**Requirement**
Tally the lines in the listing below that include "this". Answer with the count and nothing more.
=== Source material ===
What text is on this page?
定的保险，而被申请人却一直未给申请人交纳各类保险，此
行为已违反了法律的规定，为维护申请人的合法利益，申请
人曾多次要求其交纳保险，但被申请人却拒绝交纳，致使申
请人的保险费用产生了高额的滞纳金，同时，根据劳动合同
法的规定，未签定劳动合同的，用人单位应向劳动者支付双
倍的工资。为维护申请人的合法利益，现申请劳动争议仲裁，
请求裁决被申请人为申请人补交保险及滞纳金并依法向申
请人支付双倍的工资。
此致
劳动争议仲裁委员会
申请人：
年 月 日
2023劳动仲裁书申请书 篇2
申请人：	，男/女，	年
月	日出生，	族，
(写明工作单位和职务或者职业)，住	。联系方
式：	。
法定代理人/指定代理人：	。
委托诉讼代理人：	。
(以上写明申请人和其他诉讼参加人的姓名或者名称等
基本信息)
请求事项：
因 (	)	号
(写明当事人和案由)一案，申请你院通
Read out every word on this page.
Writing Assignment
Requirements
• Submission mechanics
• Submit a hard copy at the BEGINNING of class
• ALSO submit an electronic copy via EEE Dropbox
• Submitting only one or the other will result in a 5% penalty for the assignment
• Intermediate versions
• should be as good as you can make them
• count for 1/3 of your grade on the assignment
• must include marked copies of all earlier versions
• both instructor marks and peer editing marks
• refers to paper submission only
===
**Answer to the exercise**
2